START Provided records

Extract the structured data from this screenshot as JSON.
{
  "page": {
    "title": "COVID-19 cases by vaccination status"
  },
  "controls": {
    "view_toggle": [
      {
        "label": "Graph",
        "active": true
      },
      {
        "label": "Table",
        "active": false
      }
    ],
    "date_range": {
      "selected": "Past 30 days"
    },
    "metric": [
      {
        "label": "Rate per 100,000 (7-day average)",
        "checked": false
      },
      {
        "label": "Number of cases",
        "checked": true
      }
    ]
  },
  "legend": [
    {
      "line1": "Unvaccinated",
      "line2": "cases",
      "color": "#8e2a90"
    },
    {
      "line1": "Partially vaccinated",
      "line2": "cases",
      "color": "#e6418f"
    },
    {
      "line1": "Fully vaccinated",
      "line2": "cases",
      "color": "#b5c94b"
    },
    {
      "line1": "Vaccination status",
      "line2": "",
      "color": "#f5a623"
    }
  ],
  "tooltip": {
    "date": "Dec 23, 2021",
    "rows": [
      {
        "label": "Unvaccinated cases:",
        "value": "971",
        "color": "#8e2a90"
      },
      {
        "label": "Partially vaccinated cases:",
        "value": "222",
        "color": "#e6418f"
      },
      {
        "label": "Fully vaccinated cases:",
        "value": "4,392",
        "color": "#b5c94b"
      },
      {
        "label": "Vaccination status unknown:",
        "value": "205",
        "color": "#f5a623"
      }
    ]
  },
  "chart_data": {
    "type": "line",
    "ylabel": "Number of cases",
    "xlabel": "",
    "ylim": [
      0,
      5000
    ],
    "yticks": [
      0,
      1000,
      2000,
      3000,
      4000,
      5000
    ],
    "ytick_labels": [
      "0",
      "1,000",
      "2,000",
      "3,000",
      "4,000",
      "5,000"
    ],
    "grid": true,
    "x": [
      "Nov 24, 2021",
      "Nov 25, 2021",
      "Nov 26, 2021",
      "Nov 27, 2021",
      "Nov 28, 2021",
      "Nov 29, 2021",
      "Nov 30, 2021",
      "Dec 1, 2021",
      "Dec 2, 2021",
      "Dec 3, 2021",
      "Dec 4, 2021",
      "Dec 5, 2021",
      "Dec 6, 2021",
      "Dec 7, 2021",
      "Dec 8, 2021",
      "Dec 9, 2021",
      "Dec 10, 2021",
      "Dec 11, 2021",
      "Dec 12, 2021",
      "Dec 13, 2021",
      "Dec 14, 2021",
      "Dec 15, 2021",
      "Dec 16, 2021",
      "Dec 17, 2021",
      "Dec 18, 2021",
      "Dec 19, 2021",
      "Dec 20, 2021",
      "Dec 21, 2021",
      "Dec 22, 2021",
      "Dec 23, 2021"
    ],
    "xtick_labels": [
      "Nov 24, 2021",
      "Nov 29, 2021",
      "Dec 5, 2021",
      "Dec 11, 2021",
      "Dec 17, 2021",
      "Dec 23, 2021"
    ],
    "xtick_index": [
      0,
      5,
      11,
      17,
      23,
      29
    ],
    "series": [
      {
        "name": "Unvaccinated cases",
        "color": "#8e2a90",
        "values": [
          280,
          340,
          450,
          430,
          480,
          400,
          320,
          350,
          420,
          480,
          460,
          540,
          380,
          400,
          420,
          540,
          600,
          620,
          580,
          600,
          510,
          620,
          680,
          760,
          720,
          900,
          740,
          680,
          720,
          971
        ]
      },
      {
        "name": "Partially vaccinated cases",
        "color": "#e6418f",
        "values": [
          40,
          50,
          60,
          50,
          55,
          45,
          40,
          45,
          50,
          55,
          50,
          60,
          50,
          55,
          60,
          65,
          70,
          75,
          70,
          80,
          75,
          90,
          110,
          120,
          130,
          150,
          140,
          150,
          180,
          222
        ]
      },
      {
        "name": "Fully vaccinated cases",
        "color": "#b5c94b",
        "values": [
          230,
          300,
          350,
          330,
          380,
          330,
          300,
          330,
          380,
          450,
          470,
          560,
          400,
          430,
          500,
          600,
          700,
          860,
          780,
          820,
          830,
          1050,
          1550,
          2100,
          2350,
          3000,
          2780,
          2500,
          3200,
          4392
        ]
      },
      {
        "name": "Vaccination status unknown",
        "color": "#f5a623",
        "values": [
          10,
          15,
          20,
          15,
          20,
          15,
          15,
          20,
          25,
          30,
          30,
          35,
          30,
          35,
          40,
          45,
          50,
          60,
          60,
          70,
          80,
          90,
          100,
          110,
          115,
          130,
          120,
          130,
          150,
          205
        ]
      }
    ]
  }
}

END Provided records

■ **Problem description**: Restate each of the entries above verbatim.

■ **Result of the exercise**:
Extract the structured data from this screenshot as JSON.
{
  "page": {
    "title": "COVID-19 cases by vaccination status"
  },
  "controls": {
    "view_toggle": [
      {
        "label": "Graph",
        "active": true
      },
      {
        "label": "Table",
        "active": false
      }
    ],
    "date_range": {
      "selected": "Past 30 days"
    },
    "metric": [
      {
        "label": "Rate per 100,000 (7-day average)",
        "checked": false
      },
      {
        "label": "Number of cases",
        "checked": true
      }
    ]
  },
  "legend": [
    {
      "line1": "Unvaccinated",
      "line2": "cases",
      "color": "#8e2a90"
    },
    {
      "line1": "Partially vaccinated",
      "line2": "cases",
      "color": "#e6418f"
    },
    {
      "line1": "Fully vaccinated",
      "line2": "cases",
      "color": "#b5c94b"
    },
    {
      "line1": "Vaccination status",
      "line2": "",
      "color": "#f5a623"
    }
  ],
  "tooltip": {
    "date": "Dec 23, 2021",
    "rows": [
      {
        "label": "Unvaccinated cases:",
        "value": "971",
        "color": "#8e2a90"
      },
      {
        "label": "Partially vaccinated cases:",
        "value": "222",
        "color": "#e6418f"
      },
      {
        "label": "Fully vaccinated cases:",
        "value": "4,392",
        "color": "#b5c94b"
      },
      {
        "label": "Vaccination status unknown:",
        "value": "205",
        "color": "#f5a623"
      }
    ]
  },
  "chart_data": {
    "type": "line",
    "ylabel": "Number of cases",
    "xlabel": "",
    "ylim": [
      0,
      5000
    ],
    "yticks": [
      0,
      1000,
      2000,
      3000,
      4000,
      5000
    ],
    "ytick_labels": [
      "0",
      "1,000",
      "2,000",
      "3,000",
      "4,000",
      "5,000"
    ],
    "grid": true,
    "x": [
      "Nov 24, 2021",
      "Nov 25, 2021",
      "Nov 26, 2021",
      "Nov 27, 2021",
      "Nov 28, 2021",
      "Nov 29, 2021",
      "Nov 30, 2021",
      "Dec 1, 2021",
      "Dec 2, 2021",
      "Dec 3, 2021",
      "Dec 4, 2021",
      "Dec 5, 2021",
      "Dec 6, 2021",
      "Dec 7, 2021",
      "Dec 8, 2021",
      "Dec 9, 2021",
      "Dec 10, 2021",
      "Dec 11, 2021",
      "Dec 12, 2021",
      "Dec 13, 2021",
      "Dec 14, 2021",
      "Dec 15, 2021",
      "Dec 16, 2021",
      "Dec 17, 2021",
      "Dec 18, 2021",
      "Dec 19, 2021",
      "Dec 20, 2021",
      "Dec 21, 2021",
      "Dec 22, 2021",
      "Dec 23, 2021"
    ],
    "xtick_labels": [
      "Nov 24, 2021",
      "Nov 29, 2021",
      "Dec 5, 2021",
      "Dec 11, 2021",
      "Dec 17, 2021",
      "Dec 23, 2021"
    ],
    "xtick_index": [
      0,
      5,
      11,
      17,
      23,
      29
    ],
    "series": [
      {
        "name": "Unvaccinated cases",
        "color": "#8e2a90",
        "values": [
          280,
          340,
          450,
          430,
          480,
          400,
          320,
          350,
          420,
          480,
          460,
          540,
          380,
          400,
          420,
          540,
          600,
          620,
          580,
          600,
          510,
          620,
          680,
          760,
          720,
          900,
          740,
          680,
          720,
          971
        ]
      },
      {
        "name": "Partially vaccinated cases",
        "color": "#e6418f",
        "values": [
          40,
          50,
          60,
          50,
          55,
          45,
          40,
          45,
          50,
          55,
          50,
          60,
          50,
          55,
          60,
          65,
          70,
          75,
          70,
          80,
          75,
          90,
          110,
          120,
          130,
          150,
          140,
          150,
          180,
          222
        ]
      },
      {
        "name": "Fully vaccinated cases",
        "color": "#b5c94b",
        "values": [
          230,
          300,
          350,
          330,
          380,
          330,
          300,
          330,
          380,
          450,
          470,
          560,
          400,
          430,
          500,
          600,
          700,
          860,
          780,
          820,
          830,
          1050,
          1550,
          2100,
          2350,
          3000,
          2780,
          2500,
          3200,
          4392
        ]
      },
      {
        "name": "Vaccination status unknown",
        "color": "#f5a623",
        "values": [
          10,
          15,
          20,
          15,
          20,
          15,
          15,
          20,
          25,
          30,
          30,
          35,
          30,
          35,
          40,
          45,
          50,
          60,
          60,
          70,
          80,
          90,
          100,
          110,
          115,
          130,
          120,
          130,
          150,
          205
        ]
      }
    ]
  }
}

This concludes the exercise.